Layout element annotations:

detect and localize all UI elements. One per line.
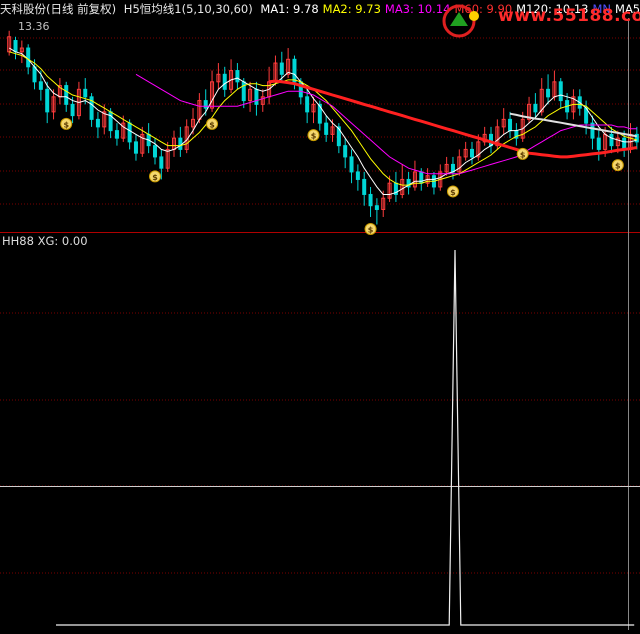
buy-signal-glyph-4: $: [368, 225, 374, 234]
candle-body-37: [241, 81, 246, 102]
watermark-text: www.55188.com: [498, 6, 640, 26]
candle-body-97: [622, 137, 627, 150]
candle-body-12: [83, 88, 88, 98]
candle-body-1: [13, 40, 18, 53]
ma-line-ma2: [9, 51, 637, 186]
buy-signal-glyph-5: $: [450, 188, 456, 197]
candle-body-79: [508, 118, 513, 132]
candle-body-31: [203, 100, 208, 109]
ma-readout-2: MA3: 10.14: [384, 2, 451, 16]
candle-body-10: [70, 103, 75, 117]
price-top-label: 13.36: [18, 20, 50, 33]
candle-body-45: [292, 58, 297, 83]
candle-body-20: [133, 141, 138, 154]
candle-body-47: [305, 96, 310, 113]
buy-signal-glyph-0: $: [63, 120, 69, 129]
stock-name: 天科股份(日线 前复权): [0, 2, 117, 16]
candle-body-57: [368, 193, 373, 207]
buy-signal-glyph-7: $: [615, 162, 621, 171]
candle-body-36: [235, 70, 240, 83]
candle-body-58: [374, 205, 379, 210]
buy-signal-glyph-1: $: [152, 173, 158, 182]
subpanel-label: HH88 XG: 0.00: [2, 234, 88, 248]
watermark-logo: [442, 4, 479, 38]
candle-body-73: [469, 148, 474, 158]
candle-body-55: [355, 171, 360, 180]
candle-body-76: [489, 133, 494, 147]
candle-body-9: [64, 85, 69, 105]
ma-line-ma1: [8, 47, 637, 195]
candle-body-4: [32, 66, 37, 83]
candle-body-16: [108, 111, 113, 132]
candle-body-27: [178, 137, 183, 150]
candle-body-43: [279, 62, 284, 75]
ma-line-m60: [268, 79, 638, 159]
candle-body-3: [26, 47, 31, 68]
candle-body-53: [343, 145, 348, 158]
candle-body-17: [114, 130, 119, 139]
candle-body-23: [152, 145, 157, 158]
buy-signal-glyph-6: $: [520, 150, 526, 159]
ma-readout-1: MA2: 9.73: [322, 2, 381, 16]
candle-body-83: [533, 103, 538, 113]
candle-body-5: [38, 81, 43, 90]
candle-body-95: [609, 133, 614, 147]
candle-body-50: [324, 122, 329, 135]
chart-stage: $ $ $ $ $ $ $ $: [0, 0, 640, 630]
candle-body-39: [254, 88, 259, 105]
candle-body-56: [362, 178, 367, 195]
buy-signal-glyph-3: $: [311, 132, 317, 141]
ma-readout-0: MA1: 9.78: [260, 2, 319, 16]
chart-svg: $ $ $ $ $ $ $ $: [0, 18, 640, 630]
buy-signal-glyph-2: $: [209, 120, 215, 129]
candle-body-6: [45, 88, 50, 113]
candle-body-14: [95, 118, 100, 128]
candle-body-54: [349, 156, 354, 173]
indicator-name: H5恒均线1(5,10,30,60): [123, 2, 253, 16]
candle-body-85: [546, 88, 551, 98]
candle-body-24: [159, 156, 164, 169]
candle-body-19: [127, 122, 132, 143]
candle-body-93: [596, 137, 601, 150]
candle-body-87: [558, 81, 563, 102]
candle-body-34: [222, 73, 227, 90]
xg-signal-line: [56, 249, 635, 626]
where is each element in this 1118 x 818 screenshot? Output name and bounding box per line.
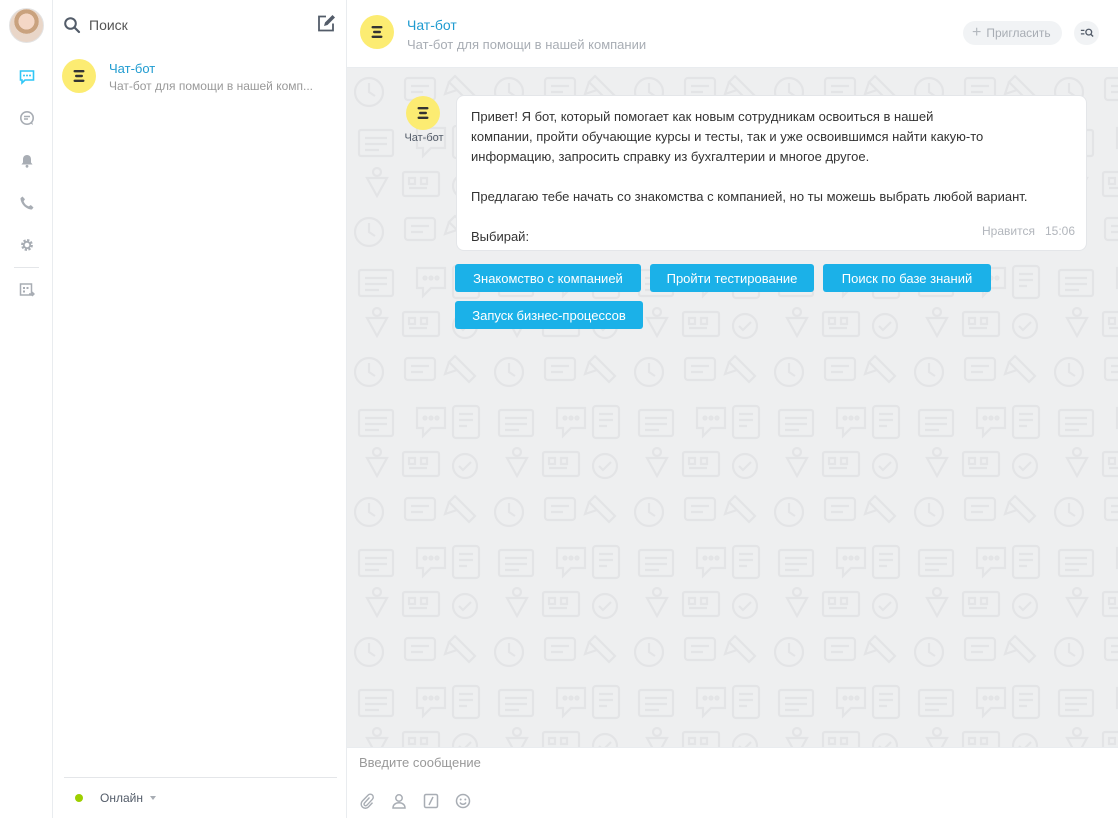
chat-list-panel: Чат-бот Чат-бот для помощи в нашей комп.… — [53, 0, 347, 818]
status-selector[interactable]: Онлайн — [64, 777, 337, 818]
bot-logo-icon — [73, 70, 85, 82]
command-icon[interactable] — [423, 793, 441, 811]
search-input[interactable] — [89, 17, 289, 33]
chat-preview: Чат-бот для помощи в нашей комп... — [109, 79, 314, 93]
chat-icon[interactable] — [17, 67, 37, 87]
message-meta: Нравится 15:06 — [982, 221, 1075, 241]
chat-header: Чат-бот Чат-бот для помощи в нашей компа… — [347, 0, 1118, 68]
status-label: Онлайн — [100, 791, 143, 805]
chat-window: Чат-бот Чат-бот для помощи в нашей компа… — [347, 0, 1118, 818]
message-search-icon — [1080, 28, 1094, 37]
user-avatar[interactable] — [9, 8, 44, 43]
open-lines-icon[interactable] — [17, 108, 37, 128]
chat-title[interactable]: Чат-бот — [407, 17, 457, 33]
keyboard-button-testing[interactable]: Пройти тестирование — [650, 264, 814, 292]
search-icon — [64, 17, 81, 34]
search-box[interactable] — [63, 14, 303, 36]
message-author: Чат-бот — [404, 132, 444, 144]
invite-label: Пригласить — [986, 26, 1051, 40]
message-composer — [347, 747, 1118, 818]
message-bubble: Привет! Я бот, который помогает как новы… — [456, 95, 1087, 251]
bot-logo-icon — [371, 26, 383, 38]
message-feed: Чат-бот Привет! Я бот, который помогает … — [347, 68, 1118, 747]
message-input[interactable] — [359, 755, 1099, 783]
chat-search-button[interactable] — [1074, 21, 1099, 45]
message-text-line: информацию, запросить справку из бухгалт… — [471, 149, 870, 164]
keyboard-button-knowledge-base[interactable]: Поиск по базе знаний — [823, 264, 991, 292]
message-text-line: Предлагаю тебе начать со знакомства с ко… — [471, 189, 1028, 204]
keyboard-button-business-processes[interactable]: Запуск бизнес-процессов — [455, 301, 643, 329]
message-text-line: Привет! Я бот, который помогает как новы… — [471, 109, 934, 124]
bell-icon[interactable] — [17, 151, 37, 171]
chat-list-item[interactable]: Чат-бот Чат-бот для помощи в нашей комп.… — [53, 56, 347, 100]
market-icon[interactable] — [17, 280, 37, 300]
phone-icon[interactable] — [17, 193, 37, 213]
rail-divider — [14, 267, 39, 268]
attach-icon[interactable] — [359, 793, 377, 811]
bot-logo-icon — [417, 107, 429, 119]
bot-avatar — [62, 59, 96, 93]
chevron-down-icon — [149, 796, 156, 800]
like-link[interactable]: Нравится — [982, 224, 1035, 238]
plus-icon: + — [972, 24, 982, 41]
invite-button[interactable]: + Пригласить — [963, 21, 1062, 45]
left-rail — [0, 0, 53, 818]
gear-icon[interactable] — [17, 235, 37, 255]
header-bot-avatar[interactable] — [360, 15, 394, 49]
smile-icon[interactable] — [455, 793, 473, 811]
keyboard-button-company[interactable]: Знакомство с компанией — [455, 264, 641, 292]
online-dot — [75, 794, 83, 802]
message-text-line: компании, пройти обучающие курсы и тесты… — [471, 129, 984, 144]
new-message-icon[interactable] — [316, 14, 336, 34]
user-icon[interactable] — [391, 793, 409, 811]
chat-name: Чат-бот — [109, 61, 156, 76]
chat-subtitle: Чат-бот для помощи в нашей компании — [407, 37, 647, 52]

• _WHAT IS NEEDED_
Turn the stretch from the line containing "buy-signal-glyph-4: $: [368, 225, 374, 234]" through the line containing "buy-signal-glyph-0: $: [63, 120, 69, 129]" into a Markdown table with two columns, Row and Line. Put a running number under Row and each line's text under Line, and leave out any blank lines.

• _RESULT FOR THIS EXERCISE_
| Row | Line |
|---|---|
| 1 | buy-signal-glyph-4: $: [368, 225, 374, 234] |
| 2 | candle-body-37: [241, 81, 246, 102] |
| 3 | watermark-text: www.55188.com: [498, 6, 640, 26] |
| 4 | candle-body-97: [622, 137, 627, 150] |
| 5 | candle-body-12: [83, 88, 88, 98] |
| 6 | candle-body-1: [13, 40, 18, 53] |
| 7 | ma-line-ma2: [9, 51, 637, 186] |
| 8 | buy-signal-glyph-5: $: [450, 188, 456, 197] |
| 9 | candle-body-79: [508, 118, 513, 132] |
| 10 | candle-body-31: [203, 100, 208, 109] |
| 11 | ma-readout-2: MA3: 10.14: [384, 2, 451, 16] |
| 12 | candle-body-10: [70, 103, 75, 117] |
| 13 | price-top-label: 13.36: [18, 20, 50, 33] |
| 14 | candle-body-45: [292, 58, 297, 83] |
| 15 | candle-body-20: [133, 141, 138, 154] |
| 16 | candle-body-47: [305, 96, 310, 113] |
| 17 | buy-signal-glyph-0: $: [63, 120, 69, 129] |